* start Dataset extract *

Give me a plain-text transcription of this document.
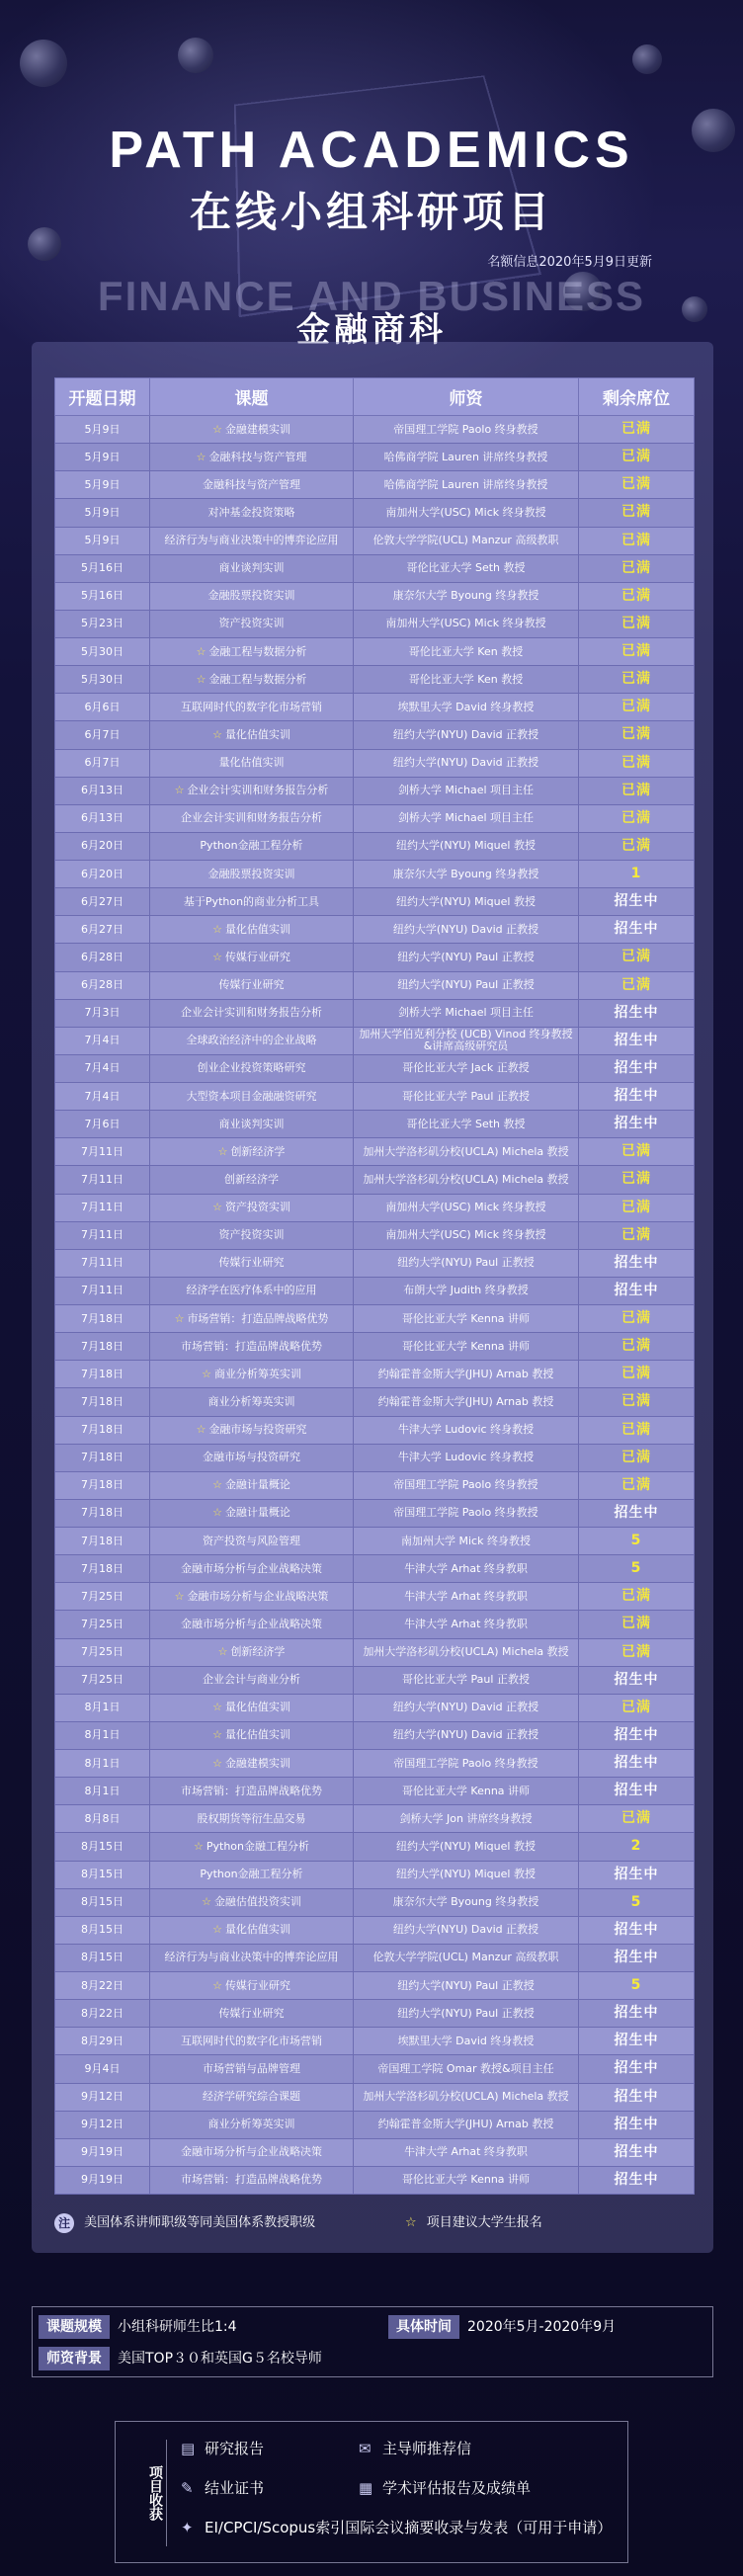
PATH ACADEMICS
在线小组科研项目
名额信息2020年5月9日更新
FINANCE AND BUSINESS
金融商科
开题日期	课题	师资	剩余席位
5月9日	☆ 金融建模实训	帝国理工学院 Paolo 终身教授	已满
5月9日	☆ 金融科技与资产管理	哈佛商学院 Lauren 讲席终身教授	已满
5月9日	金融科技与资产管理	哈佛商学院 Lauren 讲席终身教授	已满
5月9日	对冲基金投资策略	南加州大学(USC) Mick 终身教授	已满
5月9日	经济行为与商业决策中的博弈论应用	伦敦大学学院(UCL) Manzur 高级教职	已满
5月16日	商业谈判实训	哥伦比亚大学 Seth 教授	已满
5月16日	金融股票投资实训	康奈尔大学 Byoung 终身教授	已满
5月23日	资产投资实训	南加州大学(USC) Mick 终身教授	已满
5月30日	☆ 金融工程与数据分析	哥伦比亚大学 Ken 教授	已满
5月30日	☆ 金融工程与数据分析	哥伦比亚大学 Ken 教授	已满
6月6日	互联网时代的数字化市场营销	埃默里大学 David 终身教授	已满
6月7日	☆ 量化估值实训	纽约大学(NYU) David 正教授	已满
6月7日	量化估值实训	纽约大学(NYU) David 正教授	已满
6月13日	☆ 企业会计实训和财务报告分析	剑桥大学 Michael 项目主任	已满
6月13日	企业会计实训和财务报告分析	剑桥大学 Michael 项目主任	已满
6月20日	Python金融工程分析	纽约大学(NYU) Miquel 教授	已满
6月20日	金融股票投资实训	康奈尔大学 Byoung 终身教授	1
6月27日	基于Python的商业分析工具	纽约大学(NYU) Miquel 教授	招生中
6月27日	☆ 量化估值实训	纽约大学(NYU) David 正教授	招生中
6月28日	☆ 传媒行业研究	纽约大学(NYU) Paul 正教授	已满
6月28日	传媒行业研究	纽约大学(NYU) Paul 正教授	已满
7月3日	企业会计实训和财务报告分析	剑桥大学 Michael 项目主任	招生中
7月4日	全球政治经济中的企业战略	加州大学伯克利分校 (UCB) Vinod 终身教授&讲席高级研究员	招生中
7月4日	创业企业投资策略研究	哥伦比亚大学 Jack 正教授	招生中
7月4日	大型资本项目金融融资研究	哥伦比亚大学 Paul 正教授	招生中
7月6日	商业谈判实训	哥伦比亚大学 Seth 教授	招生中
7月11日	☆ 创新经济学	加州大学洛杉矶分校(UCLA) Michela 教授	已满
7月11日	创新经济学	加州大学洛杉矶分校(UCLA) Michela 教授	已满
7月11日	☆ 资产投资实训	南加州大学(USC) Mick 终身教授	已满
7月11日	资产投资实训	南加州大学(USC) Mick 终身教授	已满
7月11日	传媒行业研究	纽约大学(NYU) Paul 正教授	招生中
7月11日	经济学在医疗体系中的应用	布朗大学 Judith 终身教授	招生中
7月18日	☆ 市场营销：打造品牌战略优势	哥伦比亚大学 Kenna 讲师	已满
7月18日	市场营销：打造品牌战略优势	哥伦比亚大学 Kenna 讲师	已满
7月18日	☆ 商业分析筹英实训	约翰霍普金斯大学(JHU) Arnab 教授	已满
7月18日	商业分析筹英实训	约翰霍普金斯大学(JHU) Arnab 教授	已满
7月18日	☆ 金融市场与投资研究	牛津大学 Ludovic 终身教授	已满
7月18日	金融市场与投资研究	牛津大学 Ludovic 终身教授	已满
7月18日	☆ 金融计量概论	帝国理工学院 Paolo 终身教授	已满
7月18日	☆ 金融计量概论	帝国理工学院 Paolo 终身教授	招生中
7月18日	资产投资与风险管理	南加州大学 Mick 终身教授	5
7月18日	金融市场分析与企业战略决策	牛津大学 Arhat 终身教职	5
7月25日	☆ 金融市场分析与企业战略决策	牛津大学 Arhat 终身教职	已满
7月25日	金融市场分析与企业战略决策	牛津大学 Arhat 终身教职	已满
7月25日	☆ 创新经济学	加州大学洛杉矶分校(UCLA) Michela 教授	已满
7月25日	企业会计与商业分析	哥伦比亚大学 Paul 正教授	招生中
8月1日	☆ 量化估值实训	纽约大学(NYU) David 正教授	已满
8月1日	☆ 量化估值实训	纽约大学(NYU) David 正教授	招生中
8月1日	☆ 金融建模实训	帝国理工学院 Paolo 终身教授	招生中
8月1日	市场营销：打造品牌战略优势	哥伦比亚大学 Kenna 讲师	招生中
8月8日	股权期货等衍生品交易	剑桥大学 Jon 讲席终身教授	已满
8月15日	☆ Python金融工程分析	纽约大学(NYU) Miquel 教授	2
8月15日	Python金融工程分析	纽约大学(NYU) Miquel 教授	招生中
8月15日	☆ 金融估值投资实训	康奈尔大学 Byoung 终身教授	5
8月15日	☆ 量化估值实训	纽约大学(NYU) David 正教授	招生中
8月15日	经济行为与商业决策中的博弈论应用	伦敦大学学院(UCL) Manzur 高级教职	招生中
8月22日	☆ 传媒行业研究	纽约大学(NYU) Paul 正教授	5
8月22日	传媒行业研究	纽约大学(NYU) Paul 正教授	招生中
8月29日	互联网时代的数字化市场营销	埃默里大学 David 终身教授	招生中
9月4日	市场营销与品牌管理	帝国理工学院 Omar 教授&项目主任	招生中
9月12日	经济学研究综合课题	加州大学洛杉矶分校(UCLA) Michela 教授	招生中
9月12日	商业分析筹英实训	约翰霍普金斯大学(JHU) Arnab 教授	招生中
9月19日	金融市场分析与企业战略决策	牛津大学 Arhat 终身教职	招生中
9月19日	市场营销：打造品牌战略优势	哥伦比亚大学 Kenna 讲师	招生中
注 美国体系讲师职级等同美国体系教授职级	☆ 项目建议大学生报名
课题规模	小组科研师生比1:4	具体时间	2020年5月-2020年9月
师资背景	美国TOP３０和英国G５名校导师
项目收获
▤ 研究报告	✉ 主导师推荐信
✎ 结业证书	▦ 学术评估报告及成绩单
✦ EI/CPCI/Scopus索引国际会议摘要收录与发表（可用于申请）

* end Dataset extract *

*Do this*.
Reproduce the material in full, word for word, and omit the pictures.

*Expected answer*.
Give me a plain-text transcription of this document.
PATH ACADEMICS
在线小组科研项目
名额信息2020年5月9日更新
FINANCE AND BUSINESS
金融商科
开题日期	课题	师资	剩余席位
5月9日	☆ 金融建模实训	帝国理工学院 Paolo 终身教授	已满
5月9日	☆ 金融科技与资产管理	哈佛商学院 Lauren 讲席终身教授	已满
5月9日	金融科技与资产管理	哈佛商学院 Lauren 讲席终身教授	已满
5月9日	对冲基金投资策略	南加州大学(USC) Mick 终身教授	已满
5月9日	经济行为与商业决策中的博弈论应用	伦敦大学学院(UCL) Manzur 高级教职	已满
5月16日	商业谈判实训	哥伦比亚大学 Seth 教授	已满
5月16日	金融股票投资实训	康奈尔大学 Byoung 终身教授	已满
5月23日	资产投资实训	南加州大学(USC) Mick 终身教授	已满
5月30日	☆ 金融工程与数据分析	哥伦比亚大学 Ken 教授	已满
5月30日	☆ 金融工程与数据分析	哥伦比亚大学 Ken 教授	已满
6月6日	互联网时代的数字化市场营销	埃默里大学 David 终身教授	已满
6月7日	☆ 量化估值实训	纽约大学(NYU) David 正教授	已满
6月7日	量化估值实训	纽约大学(NYU) David 正教授	已满
6月13日	☆ 企业会计实训和财务报告分析	剑桥大学 Michael 项目主任	已满
6月13日	企业会计实训和财务报告分析	剑桥大学 Michael 项目主任	已满
6月20日	Python金融工程分析	纽约大学(NYU) Miquel 教授	已满
6月20日	金融股票投资实训	康奈尔大学 Byoung 终身教授	1
6月27日	基于Python的商业分析工具	纽约大学(NYU) Miquel 教授	招生中
6月27日	☆ 量化估值实训	纽约大学(NYU) David 正教授	招生中
6月28日	☆ 传媒行业研究	纽约大学(NYU) Paul 正教授	已满
6月28日	传媒行业研究	纽约大学(NYU) Paul 正教授	已满
7月3日	企业会计实训和财务报告分析	剑桥大学 Michael 项目主任	招生中
7月4日	全球政治经济中的企业战略	加州大学伯克利分校 (UCB) Vinod 终身教授&讲席高级研究员	招生中
7月4日	创业企业投资策略研究	哥伦比亚大学 Jack 正教授	招生中
7月4日	大型资本项目金融融资研究	哥伦比亚大学 Paul 正教授	招生中
7月6日	商业谈判实训	哥伦比亚大学 Seth 教授	招生中
7月11日	☆ 创新经济学	加州大学洛杉矶分校(UCLA) Michela 教授	已满
7月11日	创新经济学	加州大学洛杉矶分校(UCLA) Michela 教授	已满
7月11日	☆ 资产投资实训	南加州大学(USC) Mick 终身教授	已满
7月11日	资产投资实训	南加州大学(USC) Mick 终身教授	已满
7月11日	传媒行业研究	纽约大学(NYU) Paul 正教授	招生中
7月11日	经济学在医疗体系中的应用	布朗大学 Judith 终身教授	招生中
7月18日	☆ 市场营销：打造品牌战略优势	哥伦比亚大学 Kenna 讲师	已满
7月18日	市场营销：打造品牌战略优势	哥伦比亚大学 Kenna 讲师	已满
7月18日	☆ 商业分析筹英实训	约翰霍普金斯大学(JHU) Arnab 教授	已满
7月18日	商业分析筹英实训	约翰霍普金斯大学(JHU) Arnab 教授	已满
7月18日	☆ 金融市场与投资研究	牛津大学 Ludovic 终身教授	已满
7月18日	金融市场与投资研究	牛津大学 Ludovic 终身教授	已满
7月18日	☆ 金融计量概论	帝国理工学院 Paolo 终身教授	已满
7月18日	☆ 金融计量概论	帝国理工学院 Paolo 终身教授	招生中
7月18日	资产投资与风险管理	南加州大学 Mick 终身教授	5
7月18日	金融市场分析与企业战略决策	牛津大学 Arhat 终身教职	5
7月25日	☆ 金融市场分析与企业战略决策	牛津大学 Arhat 终身教职	已满
7月25日	金融市场分析与企业战略决策	牛津大学 Arhat 终身教职	已满
7月25日	☆ 创新经济学	加州大学洛杉矶分校(UCLA) Michela 教授	已满
7月25日	企业会计与商业分析	哥伦比亚大学 Paul 正教授	招生中
8月1日	☆ 量化估值实训	纽约大学(NYU) David 正教授	已满
8月1日	☆ 量化估值实训	纽约大学(NYU) David 正教授	招生中
8月1日	☆ 金融建模实训	帝国理工学院 Paolo 终身教授	招生中
8月1日	市场营销：打造品牌战略优势	哥伦比亚大学 Kenna 讲师	招生中
8月8日	股权期货等衍生品交易	剑桥大学 Jon 讲席终身教授	已满
8月15日	☆ Python金融工程分析	纽约大学(NYU) Miquel 教授	2
8月15日	Python金融工程分析	纽约大学(NYU) Miquel 教授	招生中
8月15日	☆ 金融估值投资实训	康奈尔大学 Byoung 终身教授	5
8月15日	☆ 量化估值实训	纽约大学(NYU) David 正教授	招生中
8月15日	经济行为与商业决策中的博弈论应用	伦敦大学学院(UCL) Manzur 高级教职	招生中
8月22日	☆ 传媒行业研究	纽约大学(NYU) Paul 正教授	5
8月22日	传媒行业研究	纽约大学(NYU) Paul 正教授	招生中
8月29日	互联网时代的数字化市场营销	埃默里大学 David 终身教授	招生中
9月4日	市场营销与品牌管理	帝国理工学院 Omar 教授&项目主任	招生中
9月12日	经济学研究综合课题	加州大学洛杉矶分校(UCLA) Michela 教授	招生中
9月12日	商业分析筹英实训	约翰霍普金斯大学(JHU) Arnab 教授	招生中
9月19日	金融市场分析与企业战略决策	牛津大学 Arhat 终身教职	招生中
9月19日	市场营销：打造品牌战略优势	哥伦比亚大学 Kenna 讲师	招生中
注 美国体系讲师职级等同美国体系教授职级	☆ 项目建议大学生报名
课题规模	小组科研师生比1:4	具体时间	2020年5月-2020年9月
师资背景	美国TOP３０和英国G５名校导师
项目收获
▤ 研究报告	✉ 主导师推荐信
✎ 结业证书	▦ 学术评估报告及成绩单
✦ EI/CPCI/Scopus索引国际会议摘要收录与发表（可用于申请）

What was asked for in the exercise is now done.